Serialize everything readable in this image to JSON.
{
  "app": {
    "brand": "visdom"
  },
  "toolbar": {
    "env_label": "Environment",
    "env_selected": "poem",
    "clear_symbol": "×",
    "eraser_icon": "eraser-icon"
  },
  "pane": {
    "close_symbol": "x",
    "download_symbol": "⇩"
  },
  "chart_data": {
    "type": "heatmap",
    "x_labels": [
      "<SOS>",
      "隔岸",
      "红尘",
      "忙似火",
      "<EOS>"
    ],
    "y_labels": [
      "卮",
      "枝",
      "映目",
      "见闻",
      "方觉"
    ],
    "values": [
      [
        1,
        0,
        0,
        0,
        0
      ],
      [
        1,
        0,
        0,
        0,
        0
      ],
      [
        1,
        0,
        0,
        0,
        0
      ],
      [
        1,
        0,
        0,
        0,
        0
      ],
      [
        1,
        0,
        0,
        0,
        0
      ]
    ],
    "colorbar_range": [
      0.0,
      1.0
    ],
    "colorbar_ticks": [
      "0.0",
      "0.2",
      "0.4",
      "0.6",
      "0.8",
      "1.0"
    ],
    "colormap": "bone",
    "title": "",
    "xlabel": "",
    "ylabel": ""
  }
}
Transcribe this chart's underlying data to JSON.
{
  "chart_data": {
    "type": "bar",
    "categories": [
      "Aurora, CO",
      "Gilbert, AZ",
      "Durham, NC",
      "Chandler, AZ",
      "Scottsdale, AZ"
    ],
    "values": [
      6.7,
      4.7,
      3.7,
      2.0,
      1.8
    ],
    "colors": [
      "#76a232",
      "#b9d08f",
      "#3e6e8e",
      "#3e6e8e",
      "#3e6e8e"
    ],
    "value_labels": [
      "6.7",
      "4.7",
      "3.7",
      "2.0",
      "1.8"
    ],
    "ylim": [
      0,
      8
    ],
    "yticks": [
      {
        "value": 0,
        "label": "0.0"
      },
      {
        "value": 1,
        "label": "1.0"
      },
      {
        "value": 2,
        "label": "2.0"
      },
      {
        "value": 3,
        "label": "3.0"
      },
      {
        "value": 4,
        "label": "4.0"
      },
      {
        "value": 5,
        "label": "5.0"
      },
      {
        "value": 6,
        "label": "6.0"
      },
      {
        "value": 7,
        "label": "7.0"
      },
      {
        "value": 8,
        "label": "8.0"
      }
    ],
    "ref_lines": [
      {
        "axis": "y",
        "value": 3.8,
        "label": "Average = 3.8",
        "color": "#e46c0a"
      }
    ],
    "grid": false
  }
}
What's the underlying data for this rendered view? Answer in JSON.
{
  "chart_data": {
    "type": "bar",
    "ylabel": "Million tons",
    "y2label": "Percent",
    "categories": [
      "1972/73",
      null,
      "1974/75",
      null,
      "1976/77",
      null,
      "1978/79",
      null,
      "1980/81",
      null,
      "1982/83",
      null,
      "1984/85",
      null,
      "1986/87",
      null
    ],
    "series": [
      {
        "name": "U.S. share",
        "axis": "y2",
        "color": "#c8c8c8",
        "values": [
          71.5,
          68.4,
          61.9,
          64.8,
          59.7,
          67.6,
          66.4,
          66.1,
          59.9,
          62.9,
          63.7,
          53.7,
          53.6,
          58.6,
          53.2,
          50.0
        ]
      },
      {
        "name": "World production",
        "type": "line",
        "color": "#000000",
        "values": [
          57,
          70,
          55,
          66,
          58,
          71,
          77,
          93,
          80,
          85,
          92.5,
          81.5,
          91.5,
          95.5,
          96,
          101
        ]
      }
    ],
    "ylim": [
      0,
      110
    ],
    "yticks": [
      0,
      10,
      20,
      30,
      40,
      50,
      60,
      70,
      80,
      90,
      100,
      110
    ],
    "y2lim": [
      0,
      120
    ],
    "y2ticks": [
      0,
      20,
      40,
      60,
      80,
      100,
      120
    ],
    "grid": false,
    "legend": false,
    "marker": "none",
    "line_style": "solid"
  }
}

__Short problem__:
Make an exact copy of the records.

__Response to the task__:
Serialize everything readable in this image to JSON.
{
  "app": {
    "brand": "visdom"
  },
  "toolbar": {
    "env_label": "Environment",
    "env_selected": "poem",
    "clear_symbol": "×",
    "eraser_icon": "eraser-icon"
  },
  "pane": {
    "close_symbol": "x",
    "download_symbol": "⇩"
  },
  "chart_data": {
    "type": "heatmap",
    "x_labels": [
      "<SOS>",
      "隔岸",
      "红尘",
      "忙似火",
      "<EOS>"
    ],
    "y_labels": [
      "卮",
      "枝",
      "映目",
      "见闻",
      "方觉"
    ],
    "values": [
      [
        1,
        0,
        0,
        0,
        0
      ],
      [
        1,
        0,
        0,
        0,
        0
      ],
      [
        1,
        0,
        0,
        0,
        0
      ],
      [
        1,
        0,
        0,
        0,
        0
      ],
      [
        1,
        0,
        0,
        0,
        0
      ]
    ],
    "colorbar_range": [
      0.0,
      1.0
    ],
    "colorbar_ticks": [
      "0.0",
      "0.2",
      "0.4",
      "0.6",
      "0.8",
      "1.0"
    ],
    "colormap": "bone",
    "title": "",
    "xlabel": "",
    "ylabel": ""
  }
}
Transcribe this chart's underlying data to JSON.
{
  "chart_data": {
    "type": "bar",
    "categories": [
      "Aurora, CO",
      "Gilbert, AZ",
      "Durham, NC",
      "Chandler, AZ",
      "Scottsdale, AZ"
    ],
    "values": [
      6.7,
      4.7,
      3.7,
      2.0,
      1.8
    ],
    "colors": [
      "#76a232",
      "#b9d08f",
      "#3e6e8e",
      "#3e6e8e",
      "#3e6e8e"
    ],
    "value_labels": [
      "6.7",
      "4.7",
      "3.7",
      "2.0",
      "1.8"
    ],
    "ylim": [
      0,
      8
    ],
    "yticks": [
      {
        "value": 0,
        "label": "0.0"
      },
      {
        "value": 1,
        "label": "1.0"
      },
      {
        "value": 2,
        "label": "2.0"
      },
      {
        "value": 3,
        "label": "3.0"
      },
      {
        "value": 4,
        "label": "4.0"
      },
      {
        "value": 5,
        "label": "5.0"
      },
      {
        "value": 6,
        "label": "6.0"
      },
      {
        "value": 7,
        "label": "7.0"
      },
      {
        "value": 8,
        "label": "8.0"
      }
    ],
    "ref_lines": [
      {
        "axis": "y",
        "value": 3.8,
        "label": "Average = 3.8",
        "color": "#e46c0a"
      }
    ],
    "grid": false
  }
}
What's the underlying data for this rendered view? Answer in JSON.
{
  "chart_data": {
    "type": "bar",
    "ylabel": "Million tons",
    "y2label": "Percent",
    "categories": [
      "1972/73",
      null,
      "1974/75",
      null,
      "1976/77",
      null,
      "1978/79",
      null,
      "1980/81",
      null,
      "1982/83",
      null,
      "1984/85",
      null,
      "1986/87",
      null
    ],
    "series": [
      {
        "name": "U.S. share",
        "axis": "y2",
        "color": "#c8c8c8",
        "values": [
          71.5,
          68.4,
          61.9,
          64.8,
          59.7,
          67.6,
          66.4,
          66.1,
          59.9,
          62.9,
          63.7,
          53.7,
          53.6,
          58.6,
          53.2,
          50.0
        ]
      },
      {
        "name": "World production",
        "type": "line",
        "color": "#000000",
        "values": [
          57,
          70,
          55,
          66,
          58,
          71,
          77,
          93,
          80,
          85,
          92.5,
          81.5,
          91.5,
          95.5,
          96,
          101
        ]
      }
    ],
    "ylim": [
      0,
      110
    ],
    "yticks": [
      0,
      10,
      20,
      30,
      40,
      50,
      60,
      70,
      80,
      90,
      100,
      110
    ],
    "y2lim": [
      0,
      120
    ],
    "y2ticks": [
      0,
      20,
      40,
      60,
      80,
      100,
      120
    ],
    "grid": false,
    "legend": false,
    "marker": "none",
    "line_style": "solid"
  }
}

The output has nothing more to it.